> [QUOTED PASSAGE]:

(begin)

The next hypothesis to be discarded, then, is that the stone originated in the interstellar dust of the Milky Way, as the chemical patterns have close to no similarity. A common type of star are red giants, which can expel some of their material in mass outflows, but again the chemical composition of the stone doesn’t align with what would be expected - too much iron, too little silicon and too low concentrations of elements heavier than iron. There is also too much iron to justify it coming from a Type II supernova, the death of a massive star. What’s more, it is highly unlikely that a Type II supernova would produce the strange mineral nickel phosphide.

(end)

> [WRITTEN TASKS]:
1) Could you reproduce the section of the passage on the stone's origin that begins with the words "The next hypothesis" and ends with "mineral nickel phosphide."?
2) Can you carry on the passage about the stone's origin from the point where it stops?

> [EXTRACTED ENTRIES]:
(begin)

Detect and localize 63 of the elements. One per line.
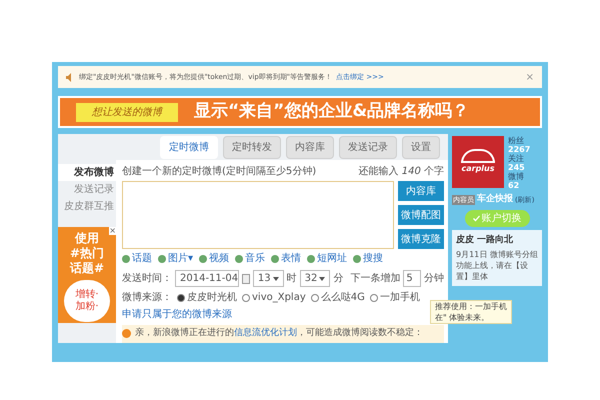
side-action-button[interactable]: 微博配图 bbox=[398, 205, 444, 225]
char-counter: 还能输入 140 个字 bbox=[358, 164, 444, 179]
tab[interactable]: 定时微博 bbox=[160, 136, 218, 158]
source-label: 微博来源： bbox=[122, 290, 172, 305]
side-nav-item[interactable]: 发布微博 bbox=[58, 164, 116, 181]
ad-bubble-text: 增转· bbox=[75, 289, 99, 300]
toolbar-button[interactable]: 搜搜 bbox=[353, 251, 384, 266]
tab[interactable]: 内容库 bbox=[286, 136, 334, 158]
hour-unit: 时 bbox=[286, 272, 297, 286]
hour-select[interactable]: 13 bbox=[252, 270, 284, 287]
stat-label: 微博 bbox=[508, 172, 525, 181]
minute-select[interactable]: 32 bbox=[300, 270, 330, 287]
logo-text: carplus bbox=[461, 163, 494, 175]
source-radio[interactable]: vivo_Xplay bbox=[242, 290, 306, 305]
banner-tag: 想让发送的微博 bbox=[76, 102, 178, 122]
stat-value: 62 bbox=[508, 181, 520, 190]
post-textarea[interactable] bbox=[122, 181, 394, 249]
side-nav-item[interactable]: 皮皮群互推 bbox=[58, 198, 116, 215]
account-name: 车企快报 bbox=[477, 193, 513, 206]
toolbar-button[interactable]: 话题 bbox=[122, 251, 152, 266]
side-nav-item[interactable]: 发送记录 bbox=[58, 181, 116, 198]
source-radio[interactable]: 一加手机 bbox=[370, 290, 420, 305]
minute-unit: 分 bbox=[333, 272, 344, 286]
banner-headline: 显示“来自”您的企业&品牌名称吗？ bbox=[194, 100, 470, 124]
increment-unit: 分钟 bbox=[424, 272, 444, 286]
composer-hint: 创建一个新的定时微博(定时间隔至少5分钟) bbox=[122, 164, 316, 179]
increment-label: 下一条增加 bbox=[350, 272, 400, 286]
date-field[interactable]: 2014-11-04 bbox=[175, 270, 239, 287]
close-button[interactable]: × bbox=[526, 70, 534, 84]
increment-field[interactable]: 5 bbox=[403, 270, 421, 287]
toolbar-button[interactable]: 短网址 bbox=[307, 251, 348, 266]
tab[interactable]: 定时转发 bbox=[223, 136, 281, 158]
warning-icon bbox=[122, 329, 131, 338]
stat-label: 粉丝 bbox=[508, 136, 525, 145]
send-time-label: 发送时间： bbox=[122, 272, 172, 286]
dropdown-caret-icon bbox=[319, 276, 326, 282]
check-icon bbox=[472, 214, 480, 222]
ad-close-button[interactable]: × bbox=[109, 227, 116, 235]
source-radio[interactable]: 皮皮时光机 bbox=[177, 290, 237, 305]
source-radio[interactable]: 么么哒4G bbox=[310, 290, 365, 305]
ad-bubble-text: 加粉· bbox=[75, 301, 99, 313]
stat-value: 2267 bbox=[508, 145, 530, 154]
calendar-icon[interactable] bbox=[242, 274, 250, 284]
ad-text: #热门 bbox=[70, 246, 104, 261]
tab[interactable]: 设置 bbox=[402, 136, 440, 158]
toolbar-button[interactable]: 音乐 bbox=[235, 251, 266, 266]
stat-label: 关注 bbox=[508, 154, 525, 163]
tab[interactable]: 发送记录 bbox=[339, 136, 397, 158]
news-body: 9月11日 微博账号分组功能上线，请在【设置】里体 bbox=[456, 249, 538, 282]
toolbar-button[interactable]: 图片▾ bbox=[158, 251, 194, 266]
tooltip-text: 推荐使用：一加手机 bbox=[435, 301, 507, 312]
toolbar-button[interactable]: 视频 bbox=[199, 251, 230, 266]
stat-value: 245 bbox=[508, 163, 526, 172]
ad-text: 使用 bbox=[75, 231, 99, 246]
side-action-button[interactable]: 微博克隆 bbox=[398, 229, 444, 249]
optimization-link[interactable]: 信息流优化计划 bbox=[234, 328, 297, 338]
side-action-button[interactable]: 内容库 bbox=[398, 181, 444, 201]
toolbar-button[interactable]: 表情 bbox=[271, 251, 302, 266]
warning-text: 亲，新浪微博正在进行的信息流优化计划，可能造成微博阅读数不稳定： bbox=[135, 327, 423, 340]
tooltip-text: 在" 体验未来。 bbox=[435, 312, 490, 323]
dropdown-caret-icon bbox=[272, 276, 279, 282]
ad-text: 话题# bbox=[70, 261, 104, 276]
news-title: 皮皮 一路向北 bbox=[456, 234, 514, 246]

(end)

> [RESPONSES TO THE TASKS]:
1)
The next hypothesis to be discarded, then, is that the stone originated in the interstellar dust of the Milky Way, as the chemical patterns have close to no similarity. A common type of star are red giants, which can expel some of their material in mass outflows, but again the chemical composition of the stone doesn’t align with what would be expected - too much iron, too little silicon and too low concentrations of elements heavier than iron. There is also too much iron to justify it coming from a Type II supernova, the death of a massive star. What’s more, it is highly unlikely that a Type II supernova would produce the strange mineral nickel phosphide.

2)
A rarer astronomical event, occurring once or twice per galaxy per century, was next in line to be considered as a source for the Hypatia Stone: the Type Ia supernova, where a white dwarf accretes matter from a companion red giant star until it reaches a critical mass, point at which it explodes. This option starts off well as SNe Ia are known to be the primary source of iron in our Universe. By considering a range of models of SNe Ia, 8 of Hypatia’s elements conform to the predicted ranges of proportions relative to iron. However, 6 of the other elements are between 10 and 100 times more abundant than predicted from the models. Still, this could be explained by aluminium, phosphorus, chlorine, potassium, copper and zinc being taken from the red giant companion. The atoms, then, would have accreted in the leftover dust cloud, solidifying over the course of a few million years into the Hypatia Stone's parent body.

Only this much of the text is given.